[What the task asks] Provide an exact reproduction of every entry.

[Records for this task]
********

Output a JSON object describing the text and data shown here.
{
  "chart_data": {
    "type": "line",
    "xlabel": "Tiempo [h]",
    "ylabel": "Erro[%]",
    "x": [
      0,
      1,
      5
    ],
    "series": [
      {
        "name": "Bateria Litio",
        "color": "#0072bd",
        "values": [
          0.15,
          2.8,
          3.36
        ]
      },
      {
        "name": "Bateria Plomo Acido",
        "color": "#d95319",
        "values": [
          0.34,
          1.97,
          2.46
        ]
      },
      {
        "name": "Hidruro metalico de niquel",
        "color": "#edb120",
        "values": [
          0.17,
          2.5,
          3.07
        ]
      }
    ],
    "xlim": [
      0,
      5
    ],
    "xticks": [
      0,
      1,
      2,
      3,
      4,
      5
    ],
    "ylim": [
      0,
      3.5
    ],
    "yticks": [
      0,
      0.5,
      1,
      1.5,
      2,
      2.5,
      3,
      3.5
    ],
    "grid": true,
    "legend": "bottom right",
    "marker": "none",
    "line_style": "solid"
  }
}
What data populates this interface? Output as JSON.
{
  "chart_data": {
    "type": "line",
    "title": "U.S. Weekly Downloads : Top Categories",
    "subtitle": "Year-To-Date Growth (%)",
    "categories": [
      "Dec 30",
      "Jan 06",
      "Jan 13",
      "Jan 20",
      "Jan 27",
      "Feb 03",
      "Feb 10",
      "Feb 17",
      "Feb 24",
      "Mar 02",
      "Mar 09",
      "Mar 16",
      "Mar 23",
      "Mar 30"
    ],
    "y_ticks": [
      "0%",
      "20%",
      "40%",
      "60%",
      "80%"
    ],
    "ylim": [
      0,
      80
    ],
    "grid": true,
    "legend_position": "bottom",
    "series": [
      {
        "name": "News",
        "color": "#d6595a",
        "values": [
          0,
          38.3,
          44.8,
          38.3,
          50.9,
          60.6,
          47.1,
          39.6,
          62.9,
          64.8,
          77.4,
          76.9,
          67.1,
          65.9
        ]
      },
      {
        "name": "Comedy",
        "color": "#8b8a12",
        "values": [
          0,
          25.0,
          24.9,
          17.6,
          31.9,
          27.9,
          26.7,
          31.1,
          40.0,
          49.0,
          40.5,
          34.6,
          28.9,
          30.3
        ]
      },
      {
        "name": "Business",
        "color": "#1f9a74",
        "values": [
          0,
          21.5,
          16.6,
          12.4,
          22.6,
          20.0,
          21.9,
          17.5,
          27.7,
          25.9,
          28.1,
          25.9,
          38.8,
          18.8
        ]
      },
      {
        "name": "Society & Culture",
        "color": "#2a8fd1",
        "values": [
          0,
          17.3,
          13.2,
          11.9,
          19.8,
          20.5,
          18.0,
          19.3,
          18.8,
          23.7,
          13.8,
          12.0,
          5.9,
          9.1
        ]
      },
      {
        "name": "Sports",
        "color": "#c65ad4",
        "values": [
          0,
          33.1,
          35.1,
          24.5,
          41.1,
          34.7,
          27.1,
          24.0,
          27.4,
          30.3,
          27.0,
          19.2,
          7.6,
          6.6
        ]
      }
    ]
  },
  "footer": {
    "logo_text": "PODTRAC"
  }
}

********

[Final result]
Output a JSON object describing the text and data shown here.
{
  "chart_data": {
    "type": "line",
    "xlabel": "Tiempo [h]",
    "ylabel": "Erro[%]",
    "x": [
      0,
      1,
      5
    ],
    "series": [
      {
        "name": "Bateria Litio",
        "color": "#0072bd",
        "values": [
          0.15,
          2.8,
          3.36
        ]
      },
      {
        "name": "Bateria Plomo Acido",
        "color": "#d95319",
        "values": [
          0.34,
          1.97,
          2.46
        ]
      },
      {
        "name": "Hidruro metalico de niquel",
        "color": "#edb120",
        "values": [
          0.17,
          2.5,
          3.07
        ]
      }
    ],
    "xlim": [
      0,
      5
    ],
    "xticks": [
      0,
      1,
      2,
      3,
      4,
      5
    ],
    "ylim": [
      0,
      3.5
    ],
    "yticks": [
      0,
      0.5,
      1,
      1.5,
      2,
      2.5,
      3,
      3.5
    ],
    "grid": true,
    "legend": "bottom right",
    "marker": "none",
    "line_style": "solid"
  }
}
What data populates this interface? Output as JSON.
{
  "chart_data": {
    "type": "line",
    "title": "U.S. Weekly Downloads : Top Categories",
    "subtitle": "Year-To-Date Growth (%)",
    "categories": [
      "Dec 30",
      "Jan 06",
      "Jan 13",
      "Jan 20",
      "Jan 27",
      "Feb 03",
      "Feb 10",
      "Feb 17",
      "Feb 24",
      "Mar 02",
      "Mar 09",
      "Mar 16",
      "Mar 23",
      "Mar 30"
    ],
    "y_ticks": [
      "0%",
      "20%",
      "40%",
      "60%",
      "80%"
    ],
    "ylim": [
      0,
      80
    ],
    "grid": true,
    "legend_position": "bottom",
    "series": [
      {
        "name": "News",
        "color": "#d6595a",
        "values": [
          0,
          38.3,
          44.8,
          38.3,
          50.9,
          60.6,
          47.1,
          39.6,
          62.9,
          64.8,
          77.4,
          76.9,
          67.1,
          65.9
        ]
      },
      {
        "name": "Comedy",
        "color": "#8b8a12",
        "values": [
          0,
          25.0,
          24.9,
          17.6,
          31.9,
          27.9,
          26.7,
          31.1,
          40.0,
          49.0,
          40.5,
          34.6,
          28.9,
          30.3
        ]
      },
      {
        "name": "Business",
        "color": "#1f9a74",
        "values": [
          0,
          21.5,
          16.6,
          12.4,
          22.6,
          20.0,
          21.9,
          17.5,
          27.7,
          25.9,
          28.1,
          25.9,
          38.8,
          18.8
        ]
      },
      {
        "name": "Society & Culture",
        "color": "#2a8fd1",
        "values": [
          0,
          17.3,
          13.2,
          11.9,
          19.8,
          20.5,
          18.0,
          19.3,
          18.8,
          23.7,
          13.8,
          12.0,
          5.9,
          9.1
        ]
      },
      {
        "name": "Sports",
        "color": "#c65ad4",
        "values": [
          0,
          33.1,
          35.1,
          24.5,
          41.1,
          34.7,
          27.1,
          24.0,
          27.4,
          30.3,
          27.0,
          19.2,
          7.6,
          6.6
        ]
      }
    ]
  },
  "footer": {
    "logo_text": "PODTRAC"
  }
}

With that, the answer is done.